Figure record extracts:
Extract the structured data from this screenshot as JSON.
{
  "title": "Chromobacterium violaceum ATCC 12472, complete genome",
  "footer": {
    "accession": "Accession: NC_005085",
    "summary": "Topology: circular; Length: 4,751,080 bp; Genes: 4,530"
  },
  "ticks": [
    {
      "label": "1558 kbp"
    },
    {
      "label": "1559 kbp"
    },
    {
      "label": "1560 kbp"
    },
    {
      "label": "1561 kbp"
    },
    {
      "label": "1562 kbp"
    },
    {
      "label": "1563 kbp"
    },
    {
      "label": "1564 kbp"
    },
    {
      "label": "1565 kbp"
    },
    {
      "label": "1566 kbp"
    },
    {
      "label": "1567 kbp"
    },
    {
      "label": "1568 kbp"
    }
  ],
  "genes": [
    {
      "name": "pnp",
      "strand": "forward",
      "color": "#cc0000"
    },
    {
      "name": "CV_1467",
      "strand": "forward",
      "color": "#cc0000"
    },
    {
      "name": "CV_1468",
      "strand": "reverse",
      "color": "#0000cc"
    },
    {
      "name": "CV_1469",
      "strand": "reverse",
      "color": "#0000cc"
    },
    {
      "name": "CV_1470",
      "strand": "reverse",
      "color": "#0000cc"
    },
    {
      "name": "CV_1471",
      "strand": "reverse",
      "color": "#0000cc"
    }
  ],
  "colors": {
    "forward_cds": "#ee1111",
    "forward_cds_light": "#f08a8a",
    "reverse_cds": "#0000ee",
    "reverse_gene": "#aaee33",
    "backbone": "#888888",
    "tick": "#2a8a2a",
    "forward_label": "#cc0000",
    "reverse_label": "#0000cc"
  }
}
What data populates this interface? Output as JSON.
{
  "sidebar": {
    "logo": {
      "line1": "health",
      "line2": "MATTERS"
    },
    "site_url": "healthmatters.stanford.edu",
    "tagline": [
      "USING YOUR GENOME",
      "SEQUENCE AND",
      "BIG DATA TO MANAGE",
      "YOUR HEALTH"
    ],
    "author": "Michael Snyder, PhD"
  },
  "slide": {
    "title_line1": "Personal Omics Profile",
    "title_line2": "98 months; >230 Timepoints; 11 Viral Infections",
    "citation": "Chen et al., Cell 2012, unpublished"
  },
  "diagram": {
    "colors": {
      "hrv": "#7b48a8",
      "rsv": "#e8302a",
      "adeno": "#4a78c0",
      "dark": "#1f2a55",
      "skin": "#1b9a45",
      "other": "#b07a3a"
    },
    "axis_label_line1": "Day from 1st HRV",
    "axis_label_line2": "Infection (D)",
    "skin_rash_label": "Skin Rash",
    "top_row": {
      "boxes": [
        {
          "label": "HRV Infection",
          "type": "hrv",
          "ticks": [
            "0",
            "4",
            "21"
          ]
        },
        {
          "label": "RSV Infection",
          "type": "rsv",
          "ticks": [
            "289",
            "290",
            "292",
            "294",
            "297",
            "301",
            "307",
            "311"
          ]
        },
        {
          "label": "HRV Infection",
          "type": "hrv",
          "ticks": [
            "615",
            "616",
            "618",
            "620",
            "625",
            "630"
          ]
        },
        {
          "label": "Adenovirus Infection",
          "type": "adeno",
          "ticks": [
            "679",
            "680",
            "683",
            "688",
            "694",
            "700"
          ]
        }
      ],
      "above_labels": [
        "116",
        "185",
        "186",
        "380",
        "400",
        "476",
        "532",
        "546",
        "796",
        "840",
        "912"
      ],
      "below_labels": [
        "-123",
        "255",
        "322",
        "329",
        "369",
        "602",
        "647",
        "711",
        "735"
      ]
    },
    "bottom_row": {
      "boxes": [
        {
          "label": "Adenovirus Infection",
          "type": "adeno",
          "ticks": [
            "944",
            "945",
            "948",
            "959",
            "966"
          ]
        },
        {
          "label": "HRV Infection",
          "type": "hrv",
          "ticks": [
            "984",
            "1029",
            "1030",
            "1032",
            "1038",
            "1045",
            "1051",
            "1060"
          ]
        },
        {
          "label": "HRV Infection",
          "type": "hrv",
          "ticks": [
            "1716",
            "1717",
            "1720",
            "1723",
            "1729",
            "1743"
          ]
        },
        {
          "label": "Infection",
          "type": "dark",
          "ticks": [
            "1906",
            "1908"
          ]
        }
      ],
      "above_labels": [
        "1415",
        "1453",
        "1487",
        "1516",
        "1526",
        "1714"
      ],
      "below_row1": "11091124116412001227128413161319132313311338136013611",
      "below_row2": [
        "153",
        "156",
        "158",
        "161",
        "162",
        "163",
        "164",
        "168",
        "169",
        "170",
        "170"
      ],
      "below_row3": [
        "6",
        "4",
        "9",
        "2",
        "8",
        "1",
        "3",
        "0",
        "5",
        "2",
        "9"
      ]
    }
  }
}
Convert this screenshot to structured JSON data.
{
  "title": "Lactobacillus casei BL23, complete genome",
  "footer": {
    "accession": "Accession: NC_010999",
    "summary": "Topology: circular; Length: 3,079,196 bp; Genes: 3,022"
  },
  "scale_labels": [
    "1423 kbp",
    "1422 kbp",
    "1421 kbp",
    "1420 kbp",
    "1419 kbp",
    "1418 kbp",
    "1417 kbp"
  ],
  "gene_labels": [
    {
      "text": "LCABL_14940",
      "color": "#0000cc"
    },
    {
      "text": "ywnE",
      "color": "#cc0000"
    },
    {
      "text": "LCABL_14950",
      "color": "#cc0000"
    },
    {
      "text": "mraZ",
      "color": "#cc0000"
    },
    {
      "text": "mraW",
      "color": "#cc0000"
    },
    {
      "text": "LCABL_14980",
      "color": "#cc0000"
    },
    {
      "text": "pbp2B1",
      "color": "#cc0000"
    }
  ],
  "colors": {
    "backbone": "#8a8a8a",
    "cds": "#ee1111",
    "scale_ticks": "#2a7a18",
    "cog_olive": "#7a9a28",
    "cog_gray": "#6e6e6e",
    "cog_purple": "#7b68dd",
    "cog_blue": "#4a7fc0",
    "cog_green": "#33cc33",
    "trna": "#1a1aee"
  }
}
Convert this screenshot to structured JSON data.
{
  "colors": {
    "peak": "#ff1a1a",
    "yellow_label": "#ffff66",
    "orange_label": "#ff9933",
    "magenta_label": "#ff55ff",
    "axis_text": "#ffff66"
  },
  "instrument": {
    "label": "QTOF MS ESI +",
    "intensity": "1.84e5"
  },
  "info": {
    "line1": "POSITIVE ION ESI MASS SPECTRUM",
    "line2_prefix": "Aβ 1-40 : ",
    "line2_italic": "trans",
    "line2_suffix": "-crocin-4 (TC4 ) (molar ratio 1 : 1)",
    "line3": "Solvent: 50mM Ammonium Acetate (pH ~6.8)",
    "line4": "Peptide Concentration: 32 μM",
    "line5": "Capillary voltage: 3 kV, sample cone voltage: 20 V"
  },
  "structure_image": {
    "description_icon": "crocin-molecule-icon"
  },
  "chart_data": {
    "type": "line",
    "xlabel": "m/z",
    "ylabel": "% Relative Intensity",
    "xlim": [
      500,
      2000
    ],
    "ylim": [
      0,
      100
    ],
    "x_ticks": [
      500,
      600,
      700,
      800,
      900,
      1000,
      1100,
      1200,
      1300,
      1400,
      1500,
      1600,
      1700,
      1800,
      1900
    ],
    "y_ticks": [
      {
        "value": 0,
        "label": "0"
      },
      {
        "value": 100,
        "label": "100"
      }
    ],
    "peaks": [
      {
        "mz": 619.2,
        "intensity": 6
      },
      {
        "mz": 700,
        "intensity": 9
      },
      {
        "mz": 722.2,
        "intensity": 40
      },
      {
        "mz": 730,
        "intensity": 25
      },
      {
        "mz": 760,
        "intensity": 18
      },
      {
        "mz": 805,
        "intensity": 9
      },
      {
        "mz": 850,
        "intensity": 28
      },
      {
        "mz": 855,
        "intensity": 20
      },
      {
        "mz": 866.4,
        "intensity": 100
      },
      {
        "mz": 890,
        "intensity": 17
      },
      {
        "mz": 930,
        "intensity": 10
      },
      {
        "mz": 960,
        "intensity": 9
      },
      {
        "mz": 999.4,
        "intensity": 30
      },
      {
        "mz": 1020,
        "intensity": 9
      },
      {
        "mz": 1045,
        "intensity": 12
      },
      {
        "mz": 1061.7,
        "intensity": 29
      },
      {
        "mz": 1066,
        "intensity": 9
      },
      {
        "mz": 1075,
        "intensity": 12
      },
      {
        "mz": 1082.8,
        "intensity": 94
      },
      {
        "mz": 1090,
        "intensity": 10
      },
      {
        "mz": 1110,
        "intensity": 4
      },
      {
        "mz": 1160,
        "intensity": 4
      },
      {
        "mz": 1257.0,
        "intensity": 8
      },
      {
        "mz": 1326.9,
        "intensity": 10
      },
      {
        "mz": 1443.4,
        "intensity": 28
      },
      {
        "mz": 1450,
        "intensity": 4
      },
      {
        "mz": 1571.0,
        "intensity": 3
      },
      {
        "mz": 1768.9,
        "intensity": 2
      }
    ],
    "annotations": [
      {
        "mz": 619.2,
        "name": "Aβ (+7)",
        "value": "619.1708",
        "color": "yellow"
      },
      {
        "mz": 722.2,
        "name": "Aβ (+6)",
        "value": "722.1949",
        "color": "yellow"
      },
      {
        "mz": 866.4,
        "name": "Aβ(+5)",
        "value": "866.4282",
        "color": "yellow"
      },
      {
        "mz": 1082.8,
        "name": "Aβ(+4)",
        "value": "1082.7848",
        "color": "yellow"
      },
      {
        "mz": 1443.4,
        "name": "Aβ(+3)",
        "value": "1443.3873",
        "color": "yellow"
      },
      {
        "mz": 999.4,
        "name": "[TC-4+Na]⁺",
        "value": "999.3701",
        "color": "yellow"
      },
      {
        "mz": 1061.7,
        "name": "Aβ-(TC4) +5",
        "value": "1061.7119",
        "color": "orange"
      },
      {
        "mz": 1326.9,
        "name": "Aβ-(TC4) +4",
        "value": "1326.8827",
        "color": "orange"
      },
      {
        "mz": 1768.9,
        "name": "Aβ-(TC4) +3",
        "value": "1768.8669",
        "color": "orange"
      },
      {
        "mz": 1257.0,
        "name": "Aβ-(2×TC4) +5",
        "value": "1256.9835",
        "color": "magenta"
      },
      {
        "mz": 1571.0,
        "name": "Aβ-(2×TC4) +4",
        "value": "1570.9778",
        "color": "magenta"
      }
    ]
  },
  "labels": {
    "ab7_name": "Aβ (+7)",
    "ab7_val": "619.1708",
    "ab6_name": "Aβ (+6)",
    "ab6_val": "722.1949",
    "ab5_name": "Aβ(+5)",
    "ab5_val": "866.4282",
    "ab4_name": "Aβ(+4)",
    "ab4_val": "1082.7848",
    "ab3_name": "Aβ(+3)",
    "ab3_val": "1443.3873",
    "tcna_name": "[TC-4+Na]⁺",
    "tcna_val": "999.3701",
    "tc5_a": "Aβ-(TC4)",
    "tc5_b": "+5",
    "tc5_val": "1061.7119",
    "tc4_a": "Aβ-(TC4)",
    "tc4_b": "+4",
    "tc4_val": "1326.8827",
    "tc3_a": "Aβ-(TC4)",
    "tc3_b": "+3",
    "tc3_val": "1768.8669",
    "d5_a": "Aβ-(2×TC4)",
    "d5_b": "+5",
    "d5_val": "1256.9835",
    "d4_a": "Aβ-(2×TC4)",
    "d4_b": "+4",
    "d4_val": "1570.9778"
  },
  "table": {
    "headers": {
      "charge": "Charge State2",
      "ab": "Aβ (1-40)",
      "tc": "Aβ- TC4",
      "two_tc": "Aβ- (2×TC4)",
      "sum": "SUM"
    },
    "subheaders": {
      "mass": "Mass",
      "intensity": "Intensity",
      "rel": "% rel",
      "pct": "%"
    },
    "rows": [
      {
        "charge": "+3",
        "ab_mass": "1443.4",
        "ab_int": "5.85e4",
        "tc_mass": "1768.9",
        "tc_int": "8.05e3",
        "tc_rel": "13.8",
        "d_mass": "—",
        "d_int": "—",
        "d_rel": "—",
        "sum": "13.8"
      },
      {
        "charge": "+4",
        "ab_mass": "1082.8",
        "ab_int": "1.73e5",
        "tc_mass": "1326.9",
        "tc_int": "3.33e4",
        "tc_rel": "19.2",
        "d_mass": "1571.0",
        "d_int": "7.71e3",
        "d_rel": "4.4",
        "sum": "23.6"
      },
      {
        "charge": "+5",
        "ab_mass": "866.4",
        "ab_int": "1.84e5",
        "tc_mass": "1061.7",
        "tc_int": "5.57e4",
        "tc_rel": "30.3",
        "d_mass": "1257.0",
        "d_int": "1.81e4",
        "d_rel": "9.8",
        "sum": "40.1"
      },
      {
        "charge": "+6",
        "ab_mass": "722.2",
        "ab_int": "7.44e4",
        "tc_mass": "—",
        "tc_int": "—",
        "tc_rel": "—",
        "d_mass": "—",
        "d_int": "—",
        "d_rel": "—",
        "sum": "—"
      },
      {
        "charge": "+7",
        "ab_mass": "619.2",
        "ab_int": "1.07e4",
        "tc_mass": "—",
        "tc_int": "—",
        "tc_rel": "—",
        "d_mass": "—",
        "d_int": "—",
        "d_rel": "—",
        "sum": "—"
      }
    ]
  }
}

* Your instructions:
Copy out each line in the preceding records that contains "Accession".

* Response:
    "accession": "Accession: NC_005085",
    "accession": "Accession: NC_010999",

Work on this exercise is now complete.